GIVEN INSTRUCTION: Output all the entries word for word. Omit the pictures.

--- Begin ---

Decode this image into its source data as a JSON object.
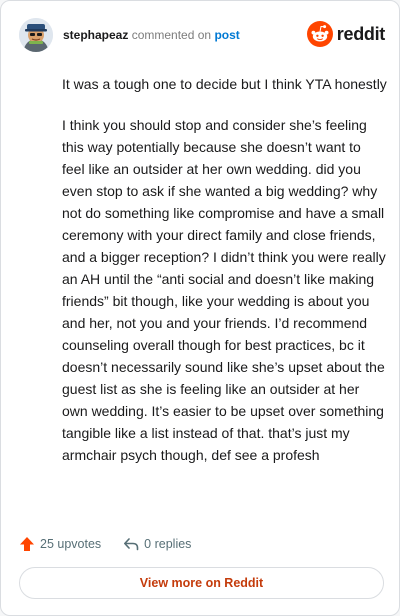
{
  "comment": {
    "author": "stephapeaz",
    "action": "commented on",
    "target": "post",
    "paragraphs": [
      "It was a tough one to decide but I think YTA honestly",
      "I think you should stop and consider she’s feeling this way potentially because she doesn’t want to feel like an outsider at her own wedding. did you even stop to ask if she wanted a big wedding? why not do something like compromise and have a small ceremony with your direct family and close friends, and a bigger reception? I didn’t think you were really an AH until the “anti social and doesn’t like making friends” bit though, like your wedding is about you and her, not you and your friends. I’d recommend counseling overall though for best practices, bc it doesn’t necessarily sound like she’s upset about the guest list as she is feeling like an outsider at her own wedding. It’s easier to be upset over something tangible like a list instead of that. that’s just my armchair psych though, def see a profesh"
    ]
  },
  "brand": {
    "wordmark": "reddit",
    "logo_icon": "reddit-snoo-icon",
    "color": "#ff4500"
  },
  "stats": {
    "upvotes": "25 upvotes",
    "upvote_icon": "upvote-arrow-icon",
    "upvote_color": "#ff4500",
    "replies": "0 replies",
    "reply_icon": "reply-arrow-icon"
  },
  "cta": {
    "label": "View more on Reddit",
    "color": "#c43b0b"
  },
  "colors": {
    "link": "#0079d3",
    "muted": "#7c7c7c"
  }
}
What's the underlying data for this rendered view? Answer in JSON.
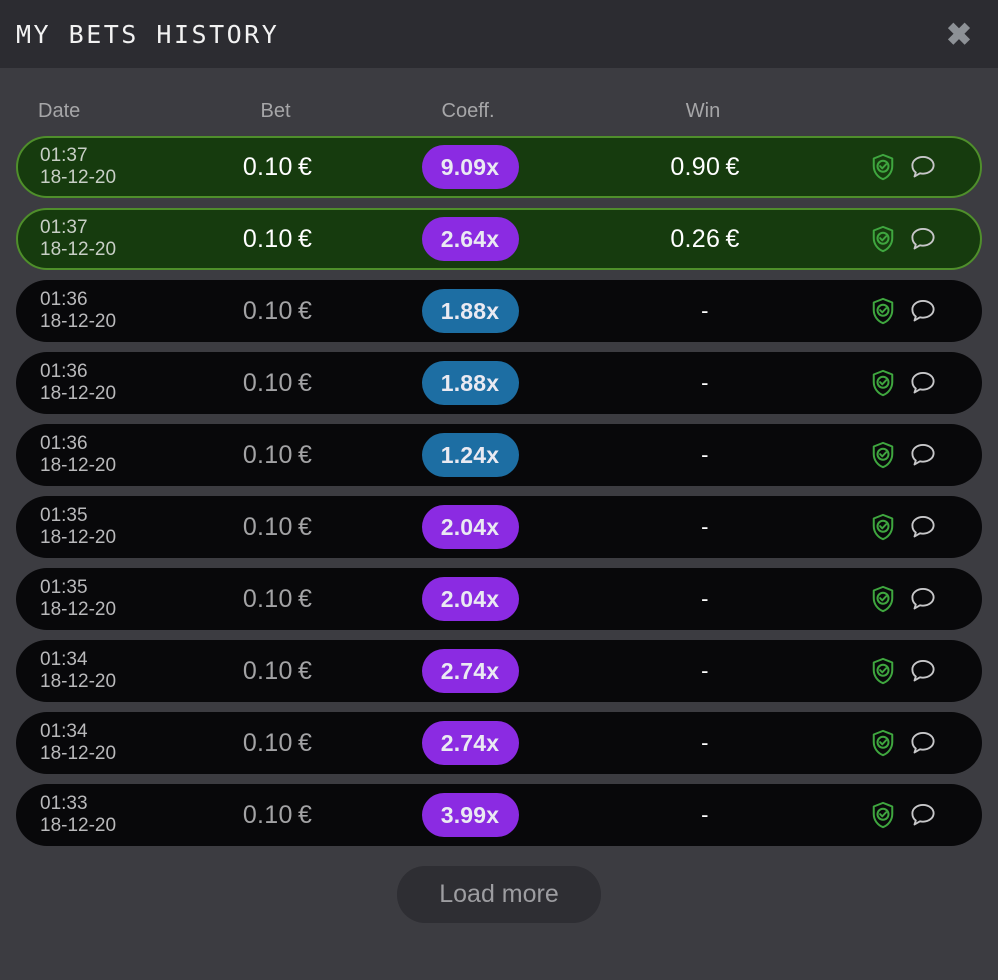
{
  "header": {
    "title": "MY BETS HISTORY",
    "close_label": "✖"
  },
  "table": {
    "columns": {
      "date": "Date",
      "bet": "Bet",
      "coeff": "Coeff.",
      "win": "Win"
    },
    "rows": [
      {
        "time": "01:37",
        "date": "18-12-20",
        "bet": "0.10 €",
        "coeff": "9.09x",
        "coeff_color": "purple",
        "win": "0.90 €",
        "won": true
      },
      {
        "time": "01:37",
        "date": "18-12-20",
        "bet": "0.10 €",
        "coeff": "2.64x",
        "coeff_color": "purple",
        "win": "0.26 €",
        "won": true
      },
      {
        "time": "01:36",
        "date": "18-12-20",
        "bet": "0.10 €",
        "coeff": "1.88x",
        "coeff_color": "blue",
        "win": "-",
        "won": false
      },
      {
        "time": "01:36",
        "date": "18-12-20",
        "bet": "0.10 €",
        "coeff": "1.88x",
        "coeff_color": "blue",
        "win": "-",
        "won": false
      },
      {
        "time": "01:36",
        "date": "18-12-20",
        "bet": "0.10 €",
        "coeff": "1.24x",
        "coeff_color": "blue",
        "win": "-",
        "won": false
      },
      {
        "time": "01:35",
        "date": "18-12-20",
        "bet": "0.10 €",
        "coeff": "2.04x",
        "coeff_color": "purple",
        "win": "-",
        "won": false
      },
      {
        "time": "01:35",
        "date": "18-12-20",
        "bet": "0.10 €",
        "coeff": "2.04x",
        "coeff_color": "purple",
        "win": "-",
        "won": false
      },
      {
        "time": "01:34",
        "date": "18-12-20",
        "bet": "0.10 €",
        "coeff": "2.74x",
        "coeff_color": "purple",
        "win": "-",
        "won": false
      },
      {
        "time": "01:34",
        "date": "18-12-20",
        "bet": "0.10 €",
        "coeff": "2.74x",
        "coeff_color": "purple",
        "win": "-",
        "won": false
      },
      {
        "time": "01:33",
        "date": "18-12-20",
        "bet": "0.10 €",
        "coeff": "3.99x",
        "coeff_color": "purple",
        "win": "-",
        "won": false
      }
    ],
    "row_icons": {
      "fairness": "shield-check-icon",
      "chat": "speech-bubble-icon"
    }
  },
  "footer": {
    "load_more_label": "Load more"
  },
  "colors": {
    "purple_badge": "#8b2be2",
    "blue_badge": "#1d6ea3",
    "win_row_bg": "#163b0e",
    "win_row_border": "#4f8f2b",
    "row_bg": "#08080a",
    "body_bg": "#3c3c41",
    "header_bg": "#2c2c31",
    "shield_green": "#3fa63f"
  }
}
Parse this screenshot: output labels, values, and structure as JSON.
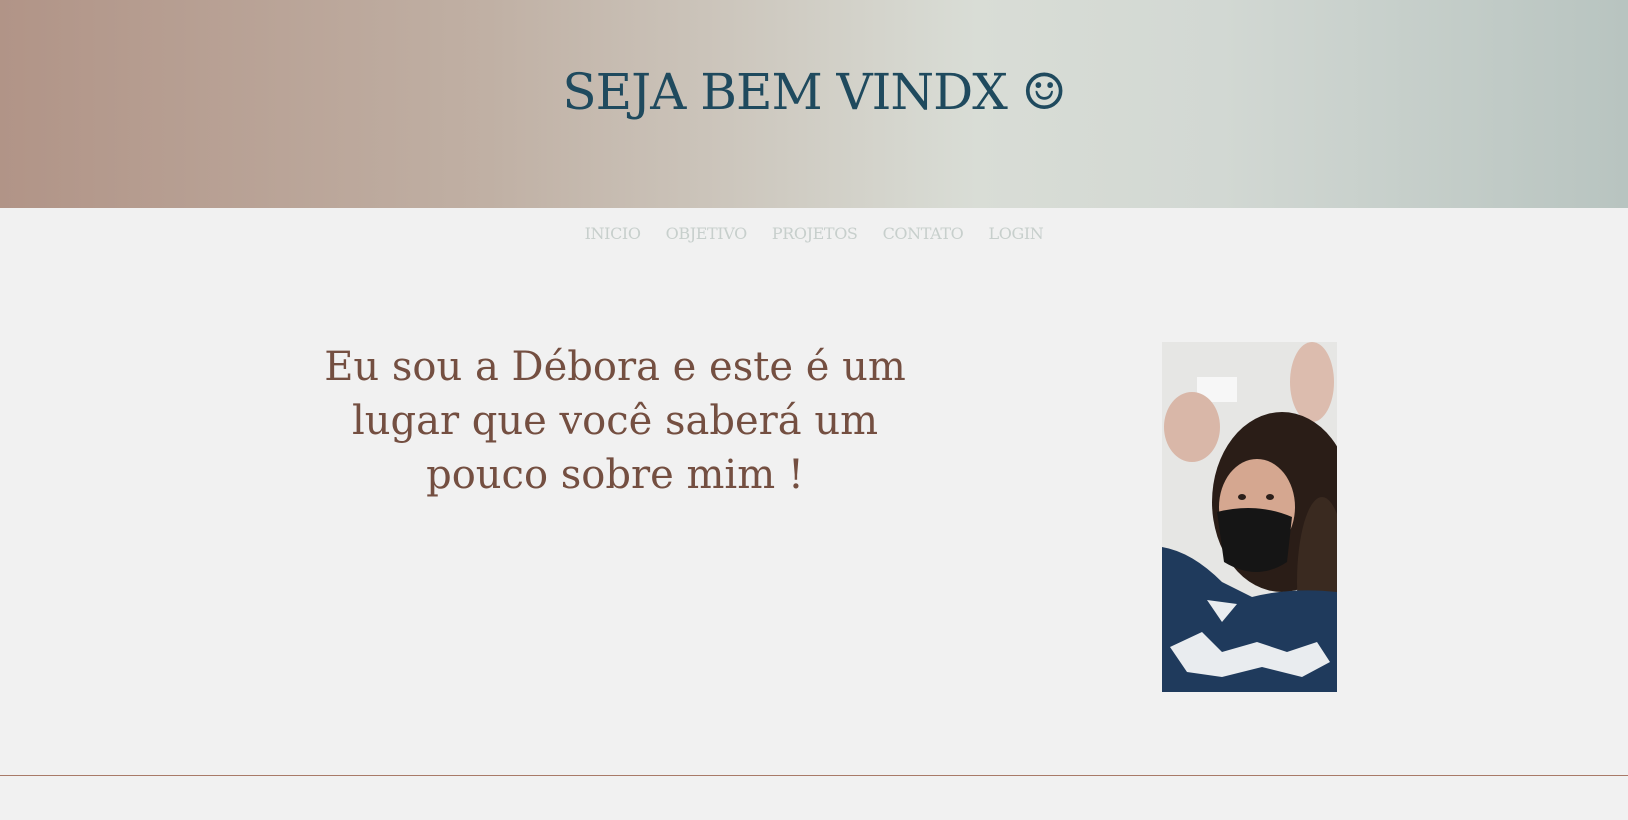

--- End ---

TASK ANSWER:
Decode this image into its source data as a JSON object.
{
  "comment": {
    "author": "stephapeaz",
    "action": "commented on",
    "target": "post",
    "paragraphs": [
      "It was a tough one to decide but I think YTA honestly",
      "I think you should stop and consider she’s feeling this way potentially because she doesn’t want to feel like an outsider at her own wedding. did you even stop to ask if she wanted a big wedding? why not do something like compromise and have a small ceremony with your direct family and close friends, and a bigger reception? I didn’t think you were really an AH until the “anti social and doesn’t like making friends” bit though, like your wedding is about you and her, not you and your friends. I’d recommend counseling overall though for best practices, bc it doesn’t necessarily sound like she’s upset about the guest list as she is feeling like an outsider at her own wedding. It’s easier to be upset over something tangible like a list instead of that. that’s just my armchair psych though, def see a profesh"
    ]
  },
  "brand": {
    "wordmark": "reddit",
    "logo_icon": "reddit-snoo-icon",
    "color": "#ff4500"
  },
  "stats": {
    "upvotes": "25 upvotes",
    "upvote_icon": "upvote-arrow-icon",
    "upvote_color": "#ff4500",
    "replies": "0 replies",
    "reply_icon": "reply-arrow-icon"
  },
  "cta": {
    "label": "View more on Reddit",
    "color": "#c43b0b"
  },
  "colors": {
    "link": "#0079d3",
    "muted": "#7c7c7c"
  }
}
What's the underlying data for this rendered view? Answer in JSON.
{
  "header": {
    "title": "MY BETS HISTORY",
    "close_label": "✖"
  },
  "table": {
    "columns": {
      "date": "Date",
      "bet": "Bet",
      "coeff": "Coeff.",
      "win": "Win"
    },
    "rows": [
      {
        "time": "01:37",
        "date": "18-12-20",
        "bet": "0.10 €",
        "coeff": "9.09x",
        "coeff_color": "purple",
        "win": "0.90 €",
        "won": true
      },
      {
        "time": "01:37",
        "date": "18-12-20",
        "bet": "0.10 €",
        "coeff": "2.64x",
        "coeff_color": "purple",
        "win": "0.26 €",
        "won": true
      },
      {
        "time": "01:36",
        "date": "18-12-20",
        "bet": "0.10 €",
        "coeff": "1.88x",
        "coeff_color": "blue",
        "win": "-",
        "won": false
      },
      {
        "time": "01:36",
        "date": "18-12-20",
        "bet": "0.10 €",
        "coeff": "1.88x",
        "coeff_color": "blue",
        "win": "-",
        "won": false
      },
      {
        "time": "01:36",
        "date": "18-12-20",
        "bet": "0.10 €",
        "coeff": "1.24x",
        "coeff_color": "blue",
        "win": "-",
        "won": false
      },
      {
        "time": "01:35",
        "date": "18-12-20",
        "bet": "0.10 €",
        "coeff": "2.04x",
        "coeff_color": "purple",
        "win": "-",
        "won": false
      },
      {
        "time": "01:35",
        "date": "18-12-20",
        "bet": "0.10 €",
        "coeff": "2.04x",
        "coeff_color": "purple",
        "win": "-",
        "won": false
      },
      {
        "time": "01:34",
        "date": "18-12-20",
        "bet": "0.10 €",
        "coeff": "2.74x",
        "coeff_color": "purple",
        "win": "-",
        "won": false
      },
      {
        "time": "01:34",
        "date": "18-12-20",
        "bet": "0.10 €",
        "coeff": "2.74x",
        "coeff_color": "purple",
        "win": "-",
        "won": false
      },
      {
        "time": "01:33",
        "date": "18-12-20",
        "bet": "0.10 €",
        "coeff": "3.99x",
        "coeff_color": "purple",
        "win": "-",
        "won": false
      }
    ],
    "row_icons": {
      "fairness": "shield-check-icon",
      "chat": "speech-bubble-icon"
    }
  },
  "footer": {
    "load_more_label": "Load more"
  },
  "colors": {
    "purple_badge": "#8b2be2",
    "blue_badge": "#1d6ea3",
    "win_row_bg": "#163b0e",
    "win_row_border": "#4f8f2b",
    "row_bg": "#08080a",
    "body_bg": "#3c3c41",
    "header_bg": "#2c2c31",
    "shield_green": "#3fa63f"
  }
}
Parse this screenshot: output labels, values, and structure as JSON.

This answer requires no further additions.